begin Records provided

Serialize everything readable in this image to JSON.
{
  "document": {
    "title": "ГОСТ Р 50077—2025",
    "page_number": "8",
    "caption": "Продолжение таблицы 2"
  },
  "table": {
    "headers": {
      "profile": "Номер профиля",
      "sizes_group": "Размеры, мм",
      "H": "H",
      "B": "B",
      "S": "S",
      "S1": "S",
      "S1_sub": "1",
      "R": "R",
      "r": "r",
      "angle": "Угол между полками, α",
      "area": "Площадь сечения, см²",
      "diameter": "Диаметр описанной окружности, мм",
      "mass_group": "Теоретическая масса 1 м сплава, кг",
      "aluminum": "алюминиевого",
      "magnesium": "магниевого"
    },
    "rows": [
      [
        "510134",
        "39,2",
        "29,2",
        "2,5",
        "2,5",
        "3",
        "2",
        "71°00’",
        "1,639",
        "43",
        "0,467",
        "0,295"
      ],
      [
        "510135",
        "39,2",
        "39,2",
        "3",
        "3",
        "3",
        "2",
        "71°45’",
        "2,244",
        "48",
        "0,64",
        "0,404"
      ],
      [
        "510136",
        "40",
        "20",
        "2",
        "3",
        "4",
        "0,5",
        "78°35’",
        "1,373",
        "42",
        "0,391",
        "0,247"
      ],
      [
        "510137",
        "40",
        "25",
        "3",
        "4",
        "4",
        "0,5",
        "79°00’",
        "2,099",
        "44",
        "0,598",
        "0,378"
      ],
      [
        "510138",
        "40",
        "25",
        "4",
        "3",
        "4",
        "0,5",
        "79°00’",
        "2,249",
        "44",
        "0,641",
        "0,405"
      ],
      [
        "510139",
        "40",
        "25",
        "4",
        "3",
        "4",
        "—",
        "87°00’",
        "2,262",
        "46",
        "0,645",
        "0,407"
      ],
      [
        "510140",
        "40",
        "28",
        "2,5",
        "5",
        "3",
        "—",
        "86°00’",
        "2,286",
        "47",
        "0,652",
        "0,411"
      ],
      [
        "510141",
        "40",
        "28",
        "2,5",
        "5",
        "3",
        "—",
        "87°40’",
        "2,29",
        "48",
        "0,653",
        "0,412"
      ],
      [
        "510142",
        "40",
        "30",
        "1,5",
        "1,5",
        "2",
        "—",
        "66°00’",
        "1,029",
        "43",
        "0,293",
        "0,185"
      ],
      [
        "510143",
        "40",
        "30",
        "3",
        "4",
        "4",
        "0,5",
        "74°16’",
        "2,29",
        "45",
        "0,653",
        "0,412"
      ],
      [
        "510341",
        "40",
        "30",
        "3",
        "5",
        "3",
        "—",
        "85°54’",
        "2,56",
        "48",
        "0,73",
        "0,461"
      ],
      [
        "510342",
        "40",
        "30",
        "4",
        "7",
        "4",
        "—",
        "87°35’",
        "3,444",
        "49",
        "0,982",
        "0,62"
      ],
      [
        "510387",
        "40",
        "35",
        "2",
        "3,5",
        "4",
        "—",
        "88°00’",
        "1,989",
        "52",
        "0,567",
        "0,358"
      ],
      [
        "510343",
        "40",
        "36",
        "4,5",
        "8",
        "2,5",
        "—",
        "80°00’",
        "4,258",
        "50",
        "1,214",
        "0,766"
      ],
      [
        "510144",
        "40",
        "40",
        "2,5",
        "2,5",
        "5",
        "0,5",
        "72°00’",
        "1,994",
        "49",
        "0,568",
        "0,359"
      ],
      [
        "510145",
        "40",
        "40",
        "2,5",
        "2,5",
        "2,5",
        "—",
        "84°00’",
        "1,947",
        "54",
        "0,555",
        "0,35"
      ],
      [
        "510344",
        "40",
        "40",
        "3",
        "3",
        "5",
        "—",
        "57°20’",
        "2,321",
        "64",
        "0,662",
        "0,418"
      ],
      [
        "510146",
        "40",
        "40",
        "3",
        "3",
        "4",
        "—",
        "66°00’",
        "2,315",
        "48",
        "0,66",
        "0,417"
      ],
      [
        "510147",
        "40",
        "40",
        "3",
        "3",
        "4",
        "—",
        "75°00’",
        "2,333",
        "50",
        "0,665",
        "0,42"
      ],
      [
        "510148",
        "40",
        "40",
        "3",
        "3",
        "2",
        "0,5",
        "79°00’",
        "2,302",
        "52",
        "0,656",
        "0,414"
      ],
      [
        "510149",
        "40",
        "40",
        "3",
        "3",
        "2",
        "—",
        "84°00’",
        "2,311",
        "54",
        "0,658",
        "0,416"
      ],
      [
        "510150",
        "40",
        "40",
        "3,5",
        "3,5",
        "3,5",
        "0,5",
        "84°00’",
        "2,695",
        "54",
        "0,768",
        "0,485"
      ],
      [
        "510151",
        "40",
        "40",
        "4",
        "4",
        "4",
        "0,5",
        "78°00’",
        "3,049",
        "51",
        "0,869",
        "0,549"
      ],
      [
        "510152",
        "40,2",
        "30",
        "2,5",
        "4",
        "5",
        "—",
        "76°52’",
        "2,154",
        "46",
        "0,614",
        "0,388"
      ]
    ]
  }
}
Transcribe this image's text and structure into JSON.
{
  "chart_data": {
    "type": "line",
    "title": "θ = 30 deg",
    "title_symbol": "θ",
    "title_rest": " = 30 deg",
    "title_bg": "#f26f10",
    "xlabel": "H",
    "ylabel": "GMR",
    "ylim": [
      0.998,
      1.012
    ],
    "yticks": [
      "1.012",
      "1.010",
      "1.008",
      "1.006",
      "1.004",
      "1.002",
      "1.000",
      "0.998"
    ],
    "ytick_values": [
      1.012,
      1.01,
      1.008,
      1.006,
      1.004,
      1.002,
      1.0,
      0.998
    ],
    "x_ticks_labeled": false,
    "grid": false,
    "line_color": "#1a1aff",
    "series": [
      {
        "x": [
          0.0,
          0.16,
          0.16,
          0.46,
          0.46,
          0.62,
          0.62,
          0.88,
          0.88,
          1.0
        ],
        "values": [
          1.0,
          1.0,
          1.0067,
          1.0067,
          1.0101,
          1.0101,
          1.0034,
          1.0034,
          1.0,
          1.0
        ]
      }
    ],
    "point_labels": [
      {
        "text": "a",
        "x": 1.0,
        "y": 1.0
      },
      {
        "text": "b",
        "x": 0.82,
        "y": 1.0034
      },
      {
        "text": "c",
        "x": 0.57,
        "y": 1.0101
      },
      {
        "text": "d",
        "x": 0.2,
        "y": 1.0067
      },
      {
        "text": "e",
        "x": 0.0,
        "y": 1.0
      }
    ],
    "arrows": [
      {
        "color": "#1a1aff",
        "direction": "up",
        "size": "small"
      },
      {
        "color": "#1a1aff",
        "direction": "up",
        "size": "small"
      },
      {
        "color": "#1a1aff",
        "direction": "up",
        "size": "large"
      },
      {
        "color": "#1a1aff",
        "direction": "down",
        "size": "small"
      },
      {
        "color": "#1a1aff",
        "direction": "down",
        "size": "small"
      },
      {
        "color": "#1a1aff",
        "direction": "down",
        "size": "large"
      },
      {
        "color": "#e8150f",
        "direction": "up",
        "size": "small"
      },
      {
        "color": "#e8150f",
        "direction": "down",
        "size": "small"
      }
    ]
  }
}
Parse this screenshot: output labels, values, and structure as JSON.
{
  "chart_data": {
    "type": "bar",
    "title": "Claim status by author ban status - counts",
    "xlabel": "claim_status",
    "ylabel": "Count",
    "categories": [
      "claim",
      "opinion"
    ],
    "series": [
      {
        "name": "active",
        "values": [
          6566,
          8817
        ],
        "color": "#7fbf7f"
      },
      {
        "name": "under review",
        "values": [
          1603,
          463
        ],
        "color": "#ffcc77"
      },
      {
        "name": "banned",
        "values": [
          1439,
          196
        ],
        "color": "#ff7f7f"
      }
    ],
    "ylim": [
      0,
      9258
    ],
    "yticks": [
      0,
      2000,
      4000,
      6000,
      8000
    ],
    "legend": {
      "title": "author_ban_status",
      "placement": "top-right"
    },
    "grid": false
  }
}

end Records provided

• Description of the task: Go through the material line by line. Show each line that contains the string "JSON".

• Result below:
Serialize everything readable in this image to JSON.
Transcribe this image's text and structure into JSON.
Parse this screenshot: output labels, values, and structure as JSON.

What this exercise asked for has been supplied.